__GOAL OF THE EXERCISE__.
Leave out the pictures and copy everything else in the entries exactly.

********

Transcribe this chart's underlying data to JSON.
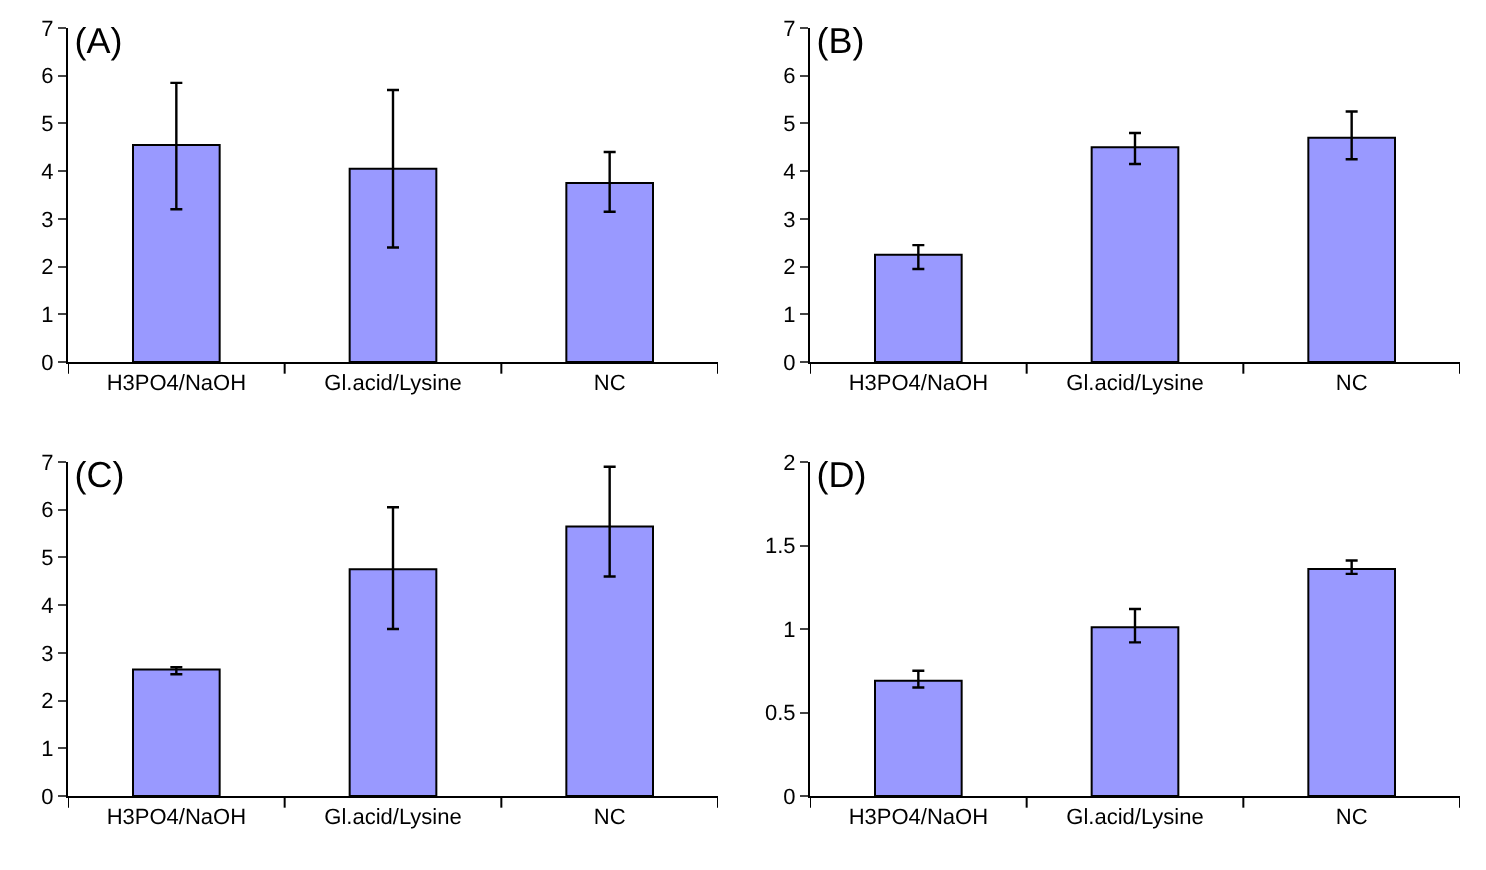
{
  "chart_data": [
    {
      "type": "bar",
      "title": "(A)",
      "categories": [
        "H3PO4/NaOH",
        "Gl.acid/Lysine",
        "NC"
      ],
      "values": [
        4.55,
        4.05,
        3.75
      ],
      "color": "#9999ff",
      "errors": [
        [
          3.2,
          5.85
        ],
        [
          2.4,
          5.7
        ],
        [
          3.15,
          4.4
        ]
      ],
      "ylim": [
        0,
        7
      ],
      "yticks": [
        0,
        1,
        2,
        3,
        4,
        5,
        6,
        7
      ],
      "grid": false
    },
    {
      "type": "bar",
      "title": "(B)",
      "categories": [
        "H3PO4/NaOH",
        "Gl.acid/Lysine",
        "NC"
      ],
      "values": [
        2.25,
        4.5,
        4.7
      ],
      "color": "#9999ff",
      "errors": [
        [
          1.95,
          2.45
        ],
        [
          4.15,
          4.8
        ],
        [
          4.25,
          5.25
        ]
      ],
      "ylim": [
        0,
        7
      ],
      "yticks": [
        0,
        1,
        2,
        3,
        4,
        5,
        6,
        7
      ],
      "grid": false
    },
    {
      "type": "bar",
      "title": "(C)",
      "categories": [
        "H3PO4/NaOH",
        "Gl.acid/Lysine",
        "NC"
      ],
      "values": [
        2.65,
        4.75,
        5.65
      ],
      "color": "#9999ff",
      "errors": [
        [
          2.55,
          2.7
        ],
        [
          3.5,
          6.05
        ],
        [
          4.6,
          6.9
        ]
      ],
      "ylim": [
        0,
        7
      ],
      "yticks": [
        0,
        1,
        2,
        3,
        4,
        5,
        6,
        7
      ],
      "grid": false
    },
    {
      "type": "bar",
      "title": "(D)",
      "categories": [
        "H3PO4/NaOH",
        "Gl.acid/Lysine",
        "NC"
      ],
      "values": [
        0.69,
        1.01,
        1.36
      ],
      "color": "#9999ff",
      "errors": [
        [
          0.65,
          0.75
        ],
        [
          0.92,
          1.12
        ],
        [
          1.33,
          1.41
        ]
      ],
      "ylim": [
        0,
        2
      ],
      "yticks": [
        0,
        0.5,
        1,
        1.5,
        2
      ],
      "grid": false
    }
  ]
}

********

__ANSWER IN FULL__.
Transcribe this chart's underlying data to JSON.
{
  "chart_data": [
    {
      "type": "bar",
      "title": "(A)",
      "categories": [
        "H3PO4/NaOH",
        "Gl.acid/Lysine",
        "NC"
      ],
      "values": [
        4.55,
        4.05,
        3.75
      ],
      "color": "#9999ff",
      "errors": [
        [
          3.2,
          5.85
        ],
        [
          2.4,
          5.7
        ],
        [
          3.15,
          4.4
        ]
      ],
      "ylim": [
        0,
        7
      ],
      "yticks": [
        0,
        1,
        2,
        3,
        4,
        5,
        6,
        7
      ],
      "grid": false
    },
    {
      "type": "bar",
      "title": "(B)",
      "categories": [
        "H3PO4/NaOH",
        "Gl.acid/Lysine",
        "NC"
      ],
      "values": [
        2.25,
        4.5,
        4.7
      ],
      "color": "#9999ff",
      "errors": [
        [
          1.95,
          2.45
        ],
        [
          4.15,
          4.8
        ],
        [
          4.25,
          5.25
        ]
      ],
      "ylim": [
        0,
        7
      ],
      "yticks": [
        0,
        1,
        2,
        3,
        4,
        5,
        6,
        7
      ],
      "grid": false
    },
    {
      "type": "bar",
      "title": "(C)",
      "categories": [
        "H3PO4/NaOH",
        "Gl.acid/Lysine",
        "NC"
      ],
      "values": [
        2.65,
        4.75,
        5.65
      ],
      "color": "#9999ff",
      "errors": [
        [
          2.55,
          2.7
        ],
        [
          3.5,
          6.05
        ],
        [
          4.6,
          6.9
        ]
      ],
      "ylim": [
        0,
        7
      ],
      "yticks": [
        0,
        1,
        2,
        3,
        4,
        5,
        6,
        7
      ],
      "grid": false
    },
    {
      "type": "bar",
      "title": "(D)",
      "categories": [
        "H3PO4/NaOH",
        "Gl.acid/Lysine",
        "NC"
      ],
      "values": [
        0.69,
        1.01,
        1.36
      ],
      "color": "#9999ff",
      "errors": [
        [
          0.65,
          0.75
        ],
        [
          0.92,
          1.12
        ],
        [
          1.33,
          1.41
        ]
      ],
      "ylim": [
        0,
        2
      ],
      "yticks": [
        0,
        0.5,
        1,
        1.5,
        2
      ],
      "grid": false
    }
  ]
}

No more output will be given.